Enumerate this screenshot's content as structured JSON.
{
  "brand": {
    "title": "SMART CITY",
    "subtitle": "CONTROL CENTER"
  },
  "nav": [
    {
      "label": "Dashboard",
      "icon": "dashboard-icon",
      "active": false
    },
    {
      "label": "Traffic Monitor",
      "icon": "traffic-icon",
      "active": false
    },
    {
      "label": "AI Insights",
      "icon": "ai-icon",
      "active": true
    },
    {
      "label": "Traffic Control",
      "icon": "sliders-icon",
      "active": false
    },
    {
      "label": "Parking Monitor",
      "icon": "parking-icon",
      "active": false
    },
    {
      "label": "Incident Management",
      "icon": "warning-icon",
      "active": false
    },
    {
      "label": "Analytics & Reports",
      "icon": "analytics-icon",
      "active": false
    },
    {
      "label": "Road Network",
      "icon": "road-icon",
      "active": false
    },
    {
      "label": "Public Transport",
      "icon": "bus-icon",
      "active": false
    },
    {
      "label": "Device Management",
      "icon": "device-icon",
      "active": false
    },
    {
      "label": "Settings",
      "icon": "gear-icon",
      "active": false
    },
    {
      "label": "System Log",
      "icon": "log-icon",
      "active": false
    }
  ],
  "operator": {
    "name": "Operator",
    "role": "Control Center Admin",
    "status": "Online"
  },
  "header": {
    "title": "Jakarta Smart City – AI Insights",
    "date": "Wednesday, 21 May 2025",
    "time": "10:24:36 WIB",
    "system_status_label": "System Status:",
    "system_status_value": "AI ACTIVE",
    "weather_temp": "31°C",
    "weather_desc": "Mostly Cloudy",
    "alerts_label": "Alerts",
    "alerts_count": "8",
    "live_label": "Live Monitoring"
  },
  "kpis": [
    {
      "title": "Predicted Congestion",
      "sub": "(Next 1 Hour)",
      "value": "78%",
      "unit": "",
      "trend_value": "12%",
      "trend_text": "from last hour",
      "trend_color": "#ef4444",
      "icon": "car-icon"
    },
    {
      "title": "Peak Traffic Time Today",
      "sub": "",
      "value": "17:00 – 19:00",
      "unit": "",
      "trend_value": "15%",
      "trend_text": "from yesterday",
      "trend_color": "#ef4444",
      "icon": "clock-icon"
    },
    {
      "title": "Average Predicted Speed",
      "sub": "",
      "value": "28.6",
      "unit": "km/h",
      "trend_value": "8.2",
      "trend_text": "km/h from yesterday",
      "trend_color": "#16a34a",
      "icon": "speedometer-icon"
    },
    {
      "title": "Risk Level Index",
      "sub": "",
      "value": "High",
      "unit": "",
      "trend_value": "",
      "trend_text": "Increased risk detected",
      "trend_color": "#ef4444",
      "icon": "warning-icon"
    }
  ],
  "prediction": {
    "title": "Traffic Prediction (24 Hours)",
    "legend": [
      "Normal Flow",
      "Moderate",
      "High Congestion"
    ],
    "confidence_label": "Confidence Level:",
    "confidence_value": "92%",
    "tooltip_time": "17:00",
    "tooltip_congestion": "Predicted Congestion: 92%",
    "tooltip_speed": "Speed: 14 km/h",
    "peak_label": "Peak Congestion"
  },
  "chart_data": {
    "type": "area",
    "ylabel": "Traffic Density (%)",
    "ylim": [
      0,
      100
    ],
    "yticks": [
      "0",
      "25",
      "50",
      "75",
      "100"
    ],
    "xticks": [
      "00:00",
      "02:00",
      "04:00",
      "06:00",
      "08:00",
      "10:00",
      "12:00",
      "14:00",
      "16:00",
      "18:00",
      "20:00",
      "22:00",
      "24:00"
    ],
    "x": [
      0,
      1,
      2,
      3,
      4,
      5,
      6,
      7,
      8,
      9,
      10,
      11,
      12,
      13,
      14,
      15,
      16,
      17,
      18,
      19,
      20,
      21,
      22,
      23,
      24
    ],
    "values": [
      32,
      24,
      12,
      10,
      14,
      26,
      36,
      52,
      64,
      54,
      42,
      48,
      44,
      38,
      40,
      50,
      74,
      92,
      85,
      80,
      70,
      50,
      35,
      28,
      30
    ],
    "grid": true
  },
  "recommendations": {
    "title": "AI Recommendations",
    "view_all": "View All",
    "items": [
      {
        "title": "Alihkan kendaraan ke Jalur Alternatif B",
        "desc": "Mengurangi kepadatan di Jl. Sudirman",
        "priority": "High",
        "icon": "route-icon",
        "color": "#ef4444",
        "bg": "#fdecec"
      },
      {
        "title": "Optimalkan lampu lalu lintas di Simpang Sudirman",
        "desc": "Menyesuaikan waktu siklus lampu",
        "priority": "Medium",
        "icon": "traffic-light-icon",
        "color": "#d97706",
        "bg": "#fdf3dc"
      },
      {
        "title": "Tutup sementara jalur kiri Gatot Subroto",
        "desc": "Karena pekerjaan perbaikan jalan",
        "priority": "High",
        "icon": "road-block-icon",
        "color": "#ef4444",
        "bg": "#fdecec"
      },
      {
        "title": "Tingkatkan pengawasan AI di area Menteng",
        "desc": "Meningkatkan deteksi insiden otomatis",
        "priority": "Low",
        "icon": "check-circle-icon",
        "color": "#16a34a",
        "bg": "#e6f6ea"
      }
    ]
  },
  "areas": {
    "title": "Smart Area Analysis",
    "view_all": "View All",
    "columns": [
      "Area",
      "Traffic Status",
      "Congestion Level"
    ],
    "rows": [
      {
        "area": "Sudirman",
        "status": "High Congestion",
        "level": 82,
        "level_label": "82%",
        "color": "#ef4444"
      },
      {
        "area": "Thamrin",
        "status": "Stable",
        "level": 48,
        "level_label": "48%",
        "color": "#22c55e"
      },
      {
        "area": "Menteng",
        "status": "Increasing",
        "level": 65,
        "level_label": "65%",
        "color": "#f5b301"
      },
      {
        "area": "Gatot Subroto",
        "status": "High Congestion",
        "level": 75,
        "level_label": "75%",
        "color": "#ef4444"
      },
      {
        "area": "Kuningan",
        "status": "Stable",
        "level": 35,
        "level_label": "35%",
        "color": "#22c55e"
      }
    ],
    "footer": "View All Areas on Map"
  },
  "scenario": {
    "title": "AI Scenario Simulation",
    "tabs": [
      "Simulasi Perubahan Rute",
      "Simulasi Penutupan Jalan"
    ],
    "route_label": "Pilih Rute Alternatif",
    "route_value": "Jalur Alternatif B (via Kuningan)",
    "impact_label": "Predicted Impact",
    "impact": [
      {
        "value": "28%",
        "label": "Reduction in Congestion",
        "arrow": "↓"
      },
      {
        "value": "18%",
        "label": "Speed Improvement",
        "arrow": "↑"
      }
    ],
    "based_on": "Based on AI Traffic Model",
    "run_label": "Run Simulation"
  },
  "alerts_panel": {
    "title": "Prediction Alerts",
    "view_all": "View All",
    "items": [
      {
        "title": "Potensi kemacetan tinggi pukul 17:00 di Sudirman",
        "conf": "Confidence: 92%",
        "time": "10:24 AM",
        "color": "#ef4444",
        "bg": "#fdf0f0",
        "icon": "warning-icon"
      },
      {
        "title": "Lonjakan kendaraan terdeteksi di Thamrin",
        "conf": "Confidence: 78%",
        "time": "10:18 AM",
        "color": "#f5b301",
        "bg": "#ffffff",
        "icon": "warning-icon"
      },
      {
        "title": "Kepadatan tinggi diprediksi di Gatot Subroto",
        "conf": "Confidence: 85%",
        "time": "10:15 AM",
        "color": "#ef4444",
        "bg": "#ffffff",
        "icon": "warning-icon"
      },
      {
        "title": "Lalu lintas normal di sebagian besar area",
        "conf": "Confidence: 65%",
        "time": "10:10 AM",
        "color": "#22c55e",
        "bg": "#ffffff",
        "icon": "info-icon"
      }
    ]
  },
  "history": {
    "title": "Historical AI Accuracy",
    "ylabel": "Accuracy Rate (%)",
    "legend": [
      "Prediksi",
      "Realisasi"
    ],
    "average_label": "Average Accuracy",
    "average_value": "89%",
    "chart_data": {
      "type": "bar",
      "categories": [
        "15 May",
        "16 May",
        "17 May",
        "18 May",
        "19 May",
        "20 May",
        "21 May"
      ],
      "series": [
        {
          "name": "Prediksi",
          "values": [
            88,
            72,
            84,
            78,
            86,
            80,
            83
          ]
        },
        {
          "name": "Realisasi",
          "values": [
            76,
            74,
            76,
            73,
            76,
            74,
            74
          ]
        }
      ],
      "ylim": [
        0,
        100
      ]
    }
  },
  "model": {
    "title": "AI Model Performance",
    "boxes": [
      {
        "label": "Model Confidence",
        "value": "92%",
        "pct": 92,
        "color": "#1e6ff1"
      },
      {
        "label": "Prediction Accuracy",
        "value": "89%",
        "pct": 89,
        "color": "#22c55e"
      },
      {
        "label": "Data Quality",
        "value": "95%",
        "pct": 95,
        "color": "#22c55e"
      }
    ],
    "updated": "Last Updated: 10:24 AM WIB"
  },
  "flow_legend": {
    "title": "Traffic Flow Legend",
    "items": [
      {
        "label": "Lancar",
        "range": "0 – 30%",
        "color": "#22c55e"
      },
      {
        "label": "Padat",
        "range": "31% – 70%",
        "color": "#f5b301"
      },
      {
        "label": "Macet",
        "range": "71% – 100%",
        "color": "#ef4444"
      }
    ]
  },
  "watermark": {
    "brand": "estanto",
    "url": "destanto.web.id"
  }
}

» **Your goal**:
Check each line of the records above for "Menteng", and copy those that have it.

» **Result**:
        "title": "Tingkatkan pengawasan AI di area Menteng",
        "area": "Menteng",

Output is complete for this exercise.